What the task requires | Check each line below for the word "дополнительного" and give the number of lines that have it, nothing more.

========================================================================

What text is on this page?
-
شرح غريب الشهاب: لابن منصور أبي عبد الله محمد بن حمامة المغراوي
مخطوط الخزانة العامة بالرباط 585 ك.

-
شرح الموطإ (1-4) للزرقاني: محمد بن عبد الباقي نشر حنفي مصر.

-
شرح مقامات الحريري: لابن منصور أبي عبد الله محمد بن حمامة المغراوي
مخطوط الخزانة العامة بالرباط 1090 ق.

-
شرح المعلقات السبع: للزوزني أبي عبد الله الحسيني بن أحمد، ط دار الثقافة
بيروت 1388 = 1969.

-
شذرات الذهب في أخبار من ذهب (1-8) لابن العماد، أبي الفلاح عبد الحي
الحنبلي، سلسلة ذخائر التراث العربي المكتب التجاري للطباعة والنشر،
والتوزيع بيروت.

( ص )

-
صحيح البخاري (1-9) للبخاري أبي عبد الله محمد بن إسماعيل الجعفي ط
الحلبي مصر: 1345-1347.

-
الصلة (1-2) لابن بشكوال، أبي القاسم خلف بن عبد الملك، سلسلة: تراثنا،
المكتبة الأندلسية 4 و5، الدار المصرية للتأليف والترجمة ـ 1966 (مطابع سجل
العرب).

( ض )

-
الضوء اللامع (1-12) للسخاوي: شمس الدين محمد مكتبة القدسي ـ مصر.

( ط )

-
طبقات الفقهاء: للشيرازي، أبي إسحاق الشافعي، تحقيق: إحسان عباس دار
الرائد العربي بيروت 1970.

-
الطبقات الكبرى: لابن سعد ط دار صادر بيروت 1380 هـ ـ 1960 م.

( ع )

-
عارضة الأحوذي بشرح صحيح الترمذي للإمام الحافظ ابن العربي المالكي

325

========================================================================

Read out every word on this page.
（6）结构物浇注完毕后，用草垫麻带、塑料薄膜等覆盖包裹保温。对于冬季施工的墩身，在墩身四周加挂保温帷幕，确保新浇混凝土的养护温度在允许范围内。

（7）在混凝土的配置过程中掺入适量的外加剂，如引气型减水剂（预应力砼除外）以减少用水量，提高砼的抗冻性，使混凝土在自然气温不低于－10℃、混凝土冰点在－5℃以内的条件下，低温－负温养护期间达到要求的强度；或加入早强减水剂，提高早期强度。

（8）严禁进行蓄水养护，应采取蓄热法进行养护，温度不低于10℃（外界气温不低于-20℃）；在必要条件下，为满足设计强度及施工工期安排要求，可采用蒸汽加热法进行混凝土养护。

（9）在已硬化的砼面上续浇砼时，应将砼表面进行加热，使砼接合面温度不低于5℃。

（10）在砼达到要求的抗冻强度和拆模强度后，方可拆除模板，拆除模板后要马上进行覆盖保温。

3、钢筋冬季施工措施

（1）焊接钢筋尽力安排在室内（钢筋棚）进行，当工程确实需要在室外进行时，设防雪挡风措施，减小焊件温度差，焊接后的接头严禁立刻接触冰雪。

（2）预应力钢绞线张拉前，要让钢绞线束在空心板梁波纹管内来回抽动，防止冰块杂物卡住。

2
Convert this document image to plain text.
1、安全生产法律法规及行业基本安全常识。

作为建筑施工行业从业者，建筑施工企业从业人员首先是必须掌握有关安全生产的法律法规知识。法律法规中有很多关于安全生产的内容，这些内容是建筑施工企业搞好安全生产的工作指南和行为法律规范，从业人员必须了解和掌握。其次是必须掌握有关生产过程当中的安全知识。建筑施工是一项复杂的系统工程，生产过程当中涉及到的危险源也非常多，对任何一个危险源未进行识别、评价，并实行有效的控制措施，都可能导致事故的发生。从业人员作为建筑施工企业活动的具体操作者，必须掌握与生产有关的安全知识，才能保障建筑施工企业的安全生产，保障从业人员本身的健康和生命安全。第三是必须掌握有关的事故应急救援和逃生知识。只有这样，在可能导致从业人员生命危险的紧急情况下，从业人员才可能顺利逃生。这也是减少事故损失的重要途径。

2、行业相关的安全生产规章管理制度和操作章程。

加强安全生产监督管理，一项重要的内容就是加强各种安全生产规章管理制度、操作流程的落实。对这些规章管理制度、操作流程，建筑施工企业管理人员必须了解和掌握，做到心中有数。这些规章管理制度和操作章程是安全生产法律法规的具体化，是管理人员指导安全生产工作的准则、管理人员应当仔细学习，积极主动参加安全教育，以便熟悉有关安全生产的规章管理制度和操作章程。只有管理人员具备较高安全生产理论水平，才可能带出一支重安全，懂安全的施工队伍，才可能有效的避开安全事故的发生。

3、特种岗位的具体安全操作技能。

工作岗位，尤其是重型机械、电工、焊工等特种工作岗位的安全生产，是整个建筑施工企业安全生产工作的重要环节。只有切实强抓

========================================================================

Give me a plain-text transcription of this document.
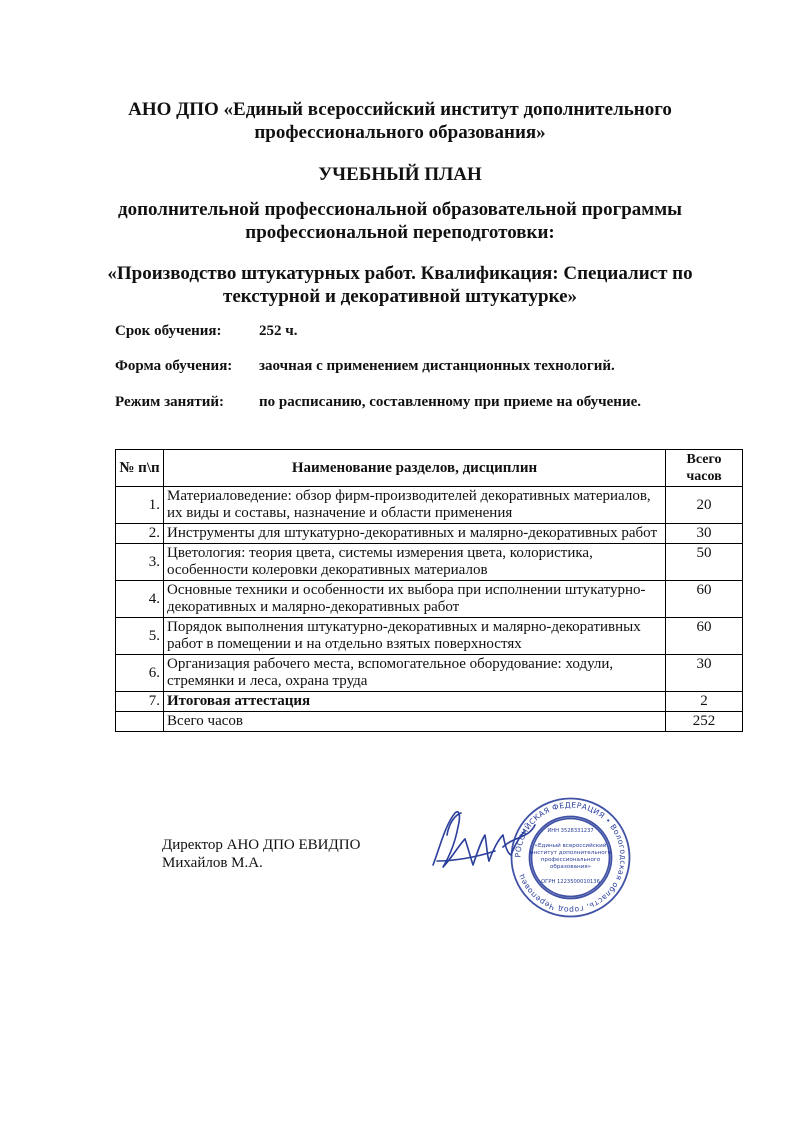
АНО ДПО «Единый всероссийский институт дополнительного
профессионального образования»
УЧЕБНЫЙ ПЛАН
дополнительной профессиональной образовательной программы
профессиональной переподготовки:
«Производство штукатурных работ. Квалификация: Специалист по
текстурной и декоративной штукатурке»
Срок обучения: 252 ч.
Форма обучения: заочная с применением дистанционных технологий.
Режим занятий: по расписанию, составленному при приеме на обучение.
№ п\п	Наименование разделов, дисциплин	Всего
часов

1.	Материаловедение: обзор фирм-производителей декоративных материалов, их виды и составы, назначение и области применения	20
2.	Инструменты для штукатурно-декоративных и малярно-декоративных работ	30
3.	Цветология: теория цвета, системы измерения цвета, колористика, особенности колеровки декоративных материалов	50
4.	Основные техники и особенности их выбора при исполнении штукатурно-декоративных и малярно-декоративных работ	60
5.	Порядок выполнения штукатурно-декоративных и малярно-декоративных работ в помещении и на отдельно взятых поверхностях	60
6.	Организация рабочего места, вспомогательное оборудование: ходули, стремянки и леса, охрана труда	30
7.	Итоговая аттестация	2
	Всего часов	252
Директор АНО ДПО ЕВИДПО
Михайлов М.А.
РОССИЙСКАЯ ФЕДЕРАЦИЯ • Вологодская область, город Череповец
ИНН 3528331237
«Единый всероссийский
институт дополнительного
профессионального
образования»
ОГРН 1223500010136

========================================================================

Solved exercise | 2